▶ THE DATA:

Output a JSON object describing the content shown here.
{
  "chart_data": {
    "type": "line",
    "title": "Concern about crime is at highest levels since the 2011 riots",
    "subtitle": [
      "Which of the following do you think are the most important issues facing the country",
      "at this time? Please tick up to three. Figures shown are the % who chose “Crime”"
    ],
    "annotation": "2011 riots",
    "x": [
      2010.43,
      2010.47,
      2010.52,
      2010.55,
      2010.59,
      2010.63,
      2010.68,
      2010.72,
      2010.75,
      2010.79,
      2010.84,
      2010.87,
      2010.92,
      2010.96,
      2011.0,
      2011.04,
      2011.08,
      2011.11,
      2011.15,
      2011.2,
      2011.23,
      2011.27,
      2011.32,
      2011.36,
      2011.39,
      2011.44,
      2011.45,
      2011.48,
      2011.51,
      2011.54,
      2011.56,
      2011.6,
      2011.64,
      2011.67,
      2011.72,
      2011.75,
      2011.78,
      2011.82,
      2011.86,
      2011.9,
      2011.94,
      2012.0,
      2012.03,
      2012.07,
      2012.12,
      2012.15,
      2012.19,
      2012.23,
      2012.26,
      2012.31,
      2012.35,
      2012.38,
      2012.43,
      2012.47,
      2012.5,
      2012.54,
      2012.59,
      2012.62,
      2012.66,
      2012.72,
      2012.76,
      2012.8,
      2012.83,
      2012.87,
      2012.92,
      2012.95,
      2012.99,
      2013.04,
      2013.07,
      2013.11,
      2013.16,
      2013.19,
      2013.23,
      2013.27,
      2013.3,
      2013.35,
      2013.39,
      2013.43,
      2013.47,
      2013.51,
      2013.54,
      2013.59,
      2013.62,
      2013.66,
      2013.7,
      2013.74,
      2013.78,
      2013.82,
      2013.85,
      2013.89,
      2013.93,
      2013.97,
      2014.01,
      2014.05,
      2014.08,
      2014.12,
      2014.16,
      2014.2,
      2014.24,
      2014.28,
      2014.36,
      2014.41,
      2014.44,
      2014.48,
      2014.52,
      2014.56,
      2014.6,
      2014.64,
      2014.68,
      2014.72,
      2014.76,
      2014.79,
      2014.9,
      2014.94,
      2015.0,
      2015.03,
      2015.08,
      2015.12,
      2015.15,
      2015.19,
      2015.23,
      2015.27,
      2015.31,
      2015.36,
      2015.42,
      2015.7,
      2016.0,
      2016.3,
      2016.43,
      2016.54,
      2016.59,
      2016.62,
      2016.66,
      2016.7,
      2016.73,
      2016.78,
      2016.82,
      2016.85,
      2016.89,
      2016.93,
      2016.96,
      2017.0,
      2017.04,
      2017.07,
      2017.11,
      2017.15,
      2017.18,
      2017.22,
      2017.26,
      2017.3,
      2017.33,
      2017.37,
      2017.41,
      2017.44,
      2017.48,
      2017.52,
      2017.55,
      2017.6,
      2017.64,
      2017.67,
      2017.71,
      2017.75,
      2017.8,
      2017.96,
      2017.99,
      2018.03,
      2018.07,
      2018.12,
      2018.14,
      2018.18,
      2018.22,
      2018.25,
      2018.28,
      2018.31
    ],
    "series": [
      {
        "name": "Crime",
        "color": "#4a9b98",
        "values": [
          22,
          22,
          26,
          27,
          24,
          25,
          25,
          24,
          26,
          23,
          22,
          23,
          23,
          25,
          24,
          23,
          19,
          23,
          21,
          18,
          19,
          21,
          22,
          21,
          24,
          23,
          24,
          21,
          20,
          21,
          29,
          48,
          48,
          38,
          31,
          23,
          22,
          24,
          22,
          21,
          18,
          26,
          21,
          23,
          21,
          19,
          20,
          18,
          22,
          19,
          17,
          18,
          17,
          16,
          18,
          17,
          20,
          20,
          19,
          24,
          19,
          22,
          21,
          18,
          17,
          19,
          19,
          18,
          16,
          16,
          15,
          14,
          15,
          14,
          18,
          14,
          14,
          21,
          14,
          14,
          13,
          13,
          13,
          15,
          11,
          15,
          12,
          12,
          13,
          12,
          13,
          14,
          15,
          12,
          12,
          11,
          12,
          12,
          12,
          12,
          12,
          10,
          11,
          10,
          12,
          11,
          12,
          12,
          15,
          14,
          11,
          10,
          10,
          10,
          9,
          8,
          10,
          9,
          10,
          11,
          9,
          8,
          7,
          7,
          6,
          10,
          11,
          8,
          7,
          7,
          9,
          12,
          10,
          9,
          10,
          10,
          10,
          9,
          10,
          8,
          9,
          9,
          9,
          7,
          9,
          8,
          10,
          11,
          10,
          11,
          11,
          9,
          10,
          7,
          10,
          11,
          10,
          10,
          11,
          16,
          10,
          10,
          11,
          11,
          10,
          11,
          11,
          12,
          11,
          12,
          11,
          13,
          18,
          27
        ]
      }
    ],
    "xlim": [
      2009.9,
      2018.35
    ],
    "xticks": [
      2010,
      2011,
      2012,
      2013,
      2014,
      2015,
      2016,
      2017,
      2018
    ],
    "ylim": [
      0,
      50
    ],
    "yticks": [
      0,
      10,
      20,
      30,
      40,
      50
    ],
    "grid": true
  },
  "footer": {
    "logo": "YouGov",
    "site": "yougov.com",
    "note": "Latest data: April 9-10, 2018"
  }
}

▶ WORK REQUIRED: Look through the data and gather every line with the string "shown" in it.

▶ WRITTEN ANSWER:
Output a JSON object describing the content shown here.
      "at this time? Please tick up to three. Figures shown are the % who chose “Crime”"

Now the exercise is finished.